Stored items
▽
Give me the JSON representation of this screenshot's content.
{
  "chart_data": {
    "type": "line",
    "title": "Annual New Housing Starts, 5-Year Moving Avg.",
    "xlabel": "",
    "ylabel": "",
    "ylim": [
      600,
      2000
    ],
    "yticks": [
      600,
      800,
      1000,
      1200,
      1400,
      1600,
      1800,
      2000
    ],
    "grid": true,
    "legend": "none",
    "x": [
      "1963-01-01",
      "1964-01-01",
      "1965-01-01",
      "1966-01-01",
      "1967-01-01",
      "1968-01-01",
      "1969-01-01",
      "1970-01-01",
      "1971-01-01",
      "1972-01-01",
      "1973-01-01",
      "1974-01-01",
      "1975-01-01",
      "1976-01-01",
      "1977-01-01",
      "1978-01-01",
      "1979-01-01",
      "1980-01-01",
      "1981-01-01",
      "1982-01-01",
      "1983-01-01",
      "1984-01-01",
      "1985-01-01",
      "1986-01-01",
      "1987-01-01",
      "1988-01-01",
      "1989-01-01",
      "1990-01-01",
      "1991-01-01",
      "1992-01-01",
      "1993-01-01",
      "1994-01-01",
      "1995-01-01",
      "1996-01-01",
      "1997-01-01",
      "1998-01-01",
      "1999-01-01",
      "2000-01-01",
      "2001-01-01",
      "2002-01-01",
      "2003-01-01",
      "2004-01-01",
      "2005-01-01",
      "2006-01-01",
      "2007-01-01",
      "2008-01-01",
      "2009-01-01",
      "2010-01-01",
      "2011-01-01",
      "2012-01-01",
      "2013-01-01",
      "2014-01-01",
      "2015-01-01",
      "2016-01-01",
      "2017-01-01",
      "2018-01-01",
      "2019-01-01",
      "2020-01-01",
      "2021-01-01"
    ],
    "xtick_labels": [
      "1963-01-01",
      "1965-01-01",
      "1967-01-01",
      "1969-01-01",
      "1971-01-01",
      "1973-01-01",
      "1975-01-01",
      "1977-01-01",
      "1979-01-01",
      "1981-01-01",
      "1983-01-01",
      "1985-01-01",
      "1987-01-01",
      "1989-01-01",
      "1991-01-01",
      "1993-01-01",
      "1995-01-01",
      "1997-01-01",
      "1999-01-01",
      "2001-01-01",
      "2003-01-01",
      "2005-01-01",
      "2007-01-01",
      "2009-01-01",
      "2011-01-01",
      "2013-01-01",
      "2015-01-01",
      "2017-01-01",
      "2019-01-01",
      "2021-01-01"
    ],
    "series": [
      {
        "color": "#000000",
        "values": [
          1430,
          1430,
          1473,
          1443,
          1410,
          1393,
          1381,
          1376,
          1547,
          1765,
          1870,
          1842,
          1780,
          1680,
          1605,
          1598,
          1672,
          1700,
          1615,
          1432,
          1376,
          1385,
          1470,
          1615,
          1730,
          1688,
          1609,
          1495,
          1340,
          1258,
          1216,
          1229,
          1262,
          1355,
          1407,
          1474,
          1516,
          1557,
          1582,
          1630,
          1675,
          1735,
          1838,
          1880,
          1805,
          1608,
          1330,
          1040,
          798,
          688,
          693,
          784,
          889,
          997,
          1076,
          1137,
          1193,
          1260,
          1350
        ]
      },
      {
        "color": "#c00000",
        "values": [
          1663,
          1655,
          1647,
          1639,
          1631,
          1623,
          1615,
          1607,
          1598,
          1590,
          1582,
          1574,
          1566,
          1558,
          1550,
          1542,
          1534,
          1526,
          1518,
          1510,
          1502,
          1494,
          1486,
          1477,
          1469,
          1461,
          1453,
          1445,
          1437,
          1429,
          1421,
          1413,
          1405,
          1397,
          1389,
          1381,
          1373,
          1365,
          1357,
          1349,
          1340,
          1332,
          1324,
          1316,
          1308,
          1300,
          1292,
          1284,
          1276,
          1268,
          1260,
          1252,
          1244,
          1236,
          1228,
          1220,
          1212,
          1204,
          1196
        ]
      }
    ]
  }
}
△
### PROBLEM TO SOLVE:
The records above should be duplicated in full, exactly as given.

### WRITTEN SOLUTION:
Give me the JSON representation of this screenshot's content.
{
  "chart_data": {
    "type": "line",
    "title": "Annual New Housing Starts, 5-Year Moving Avg.",
    "xlabel": "",
    "ylabel": "",
    "ylim": [
      600,
      2000
    ],
    "yticks": [
      600,
      800,
      1000,
      1200,
      1400,
      1600,
      1800,
      2000
    ],
    "grid": true,
    "legend": "none",
    "x": [
      "1963-01-01",
      "1964-01-01",
      "1965-01-01",
      "1966-01-01",
      "1967-01-01",
      "1968-01-01",
      "1969-01-01",
      "1970-01-01",
      "1971-01-01",
      "1972-01-01",
      "1973-01-01",
      "1974-01-01",
      "1975-01-01",
      "1976-01-01",
      "1977-01-01",
      "1978-01-01",
      "1979-01-01",
      "1980-01-01",
      "1981-01-01",
      "1982-01-01",
      "1983-01-01",
      "1984-01-01",
      "1985-01-01",
      "1986-01-01",
      "1987-01-01",
      "1988-01-01",
      "1989-01-01",
      "1990-01-01",
      "1991-01-01",
      "1992-01-01",
      "1993-01-01",
      "1994-01-01",
      "1995-01-01",
      "1996-01-01",
      "1997-01-01",
      "1998-01-01",
      "1999-01-01",
      "2000-01-01",
      "2001-01-01",
      "2002-01-01",
      "2003-01-01",
      "2004-01-01",
      "2005-01-01",
      "2006-01-01",
      "2007-01-01",
      "2008-01-01",
      "2009-01-01",
      "2010-01-01",
      "2011-01-01",
      "2012-01-01",
      "2013-01-01",
      "2014-01-01",
      "2015-01-01",
      "2016-01-01",
      "2017-01-01",
      "2018-01-01",
      "2019-01-01",
      "2020-01-01",
      "2021-01-01"
    ],
    "xtick_labels": [
      "1963-01-01",
      "1965-01-01",
      "1967-01-01",
      "1969-01-01",
      "1971-01-01",
      "1973-01-01",
      "1975-01-01",
      "1977-01-01",
      "1979-01-01",
      "1981-01-01",
      "1983-01-01",
      "1985-01-01",
      "1987-01-01",
      "1989-01-01",
      "1991-01-01",
      "1993-01-01",
      "1995-01-01",
      "1997-01-01",
      "1999-01-01",
      "2001-01-01",
      "2003-01-01",
      "2005-01-01",
      "2007-01-01",
      "2009-01-01",
      "2011-01-01",
      "2013-01-01",
      "2015-01-01",
      "2017-01-01",
      "2019-01-01",
      "2021-01-01"
    ],
    "series": [
      {
        "color": "#000000",
        "values": [
          1430,
          1430,
          1473,
          1443,
          1410,
          1393,
          1381,
          1376,
          1547,
          1765,
          1870,
          1842,
          1780,
          1680,
          1605,
          1598,
          1672,
          1700,
          1615,
          1432,
          1376,
          1385,
          1470,
          1615,
          1730,
          1688,
          1609,
          1495,
          1340,
          1258,
          1216,
          1229,
          1262,
          1355,
          1407,
          1474,
          1516,
          1557,
          1582,
          1630,
          1675,
          1735,
          1838,
          1880,
          1805,
          1608,
          1330,
          1040,
          798,
          688,
          693,
          784,
          889,
          997,
          1076,
          1137,
          1193,
          1260,
          1350
        ]
      },
      {
        "color": "#c00000",
        "values": [
          1663,
          1655,
          1647,
          1639,
          1631,
          1623,
          1615,
          1607,
          1598,
          1590,
          1582,
          1574,
          1566,
          1558,
          1550,
          1542,
          1534,
          1526,
          1518,
          1510,
          1502,
          1494,
          1486,
          1477,
          1469,
          1461,
          1453,
          1445,
          1437,
          1429,
          1421,
          1413,
          1405,
          1397,
          1389,
          1381,
          1373,
          1365,
          1357,
          1349,
          1340,
          1332,
          1324,
          1316,
          1308,
          1300,
          1292,
          1284,
          1276,
          1268,
          1260,
          1252,
          1244,
          1236,
          1228,
          1220,
          1212,
          1204,
          1196
        ]
      }
    ]
  }
}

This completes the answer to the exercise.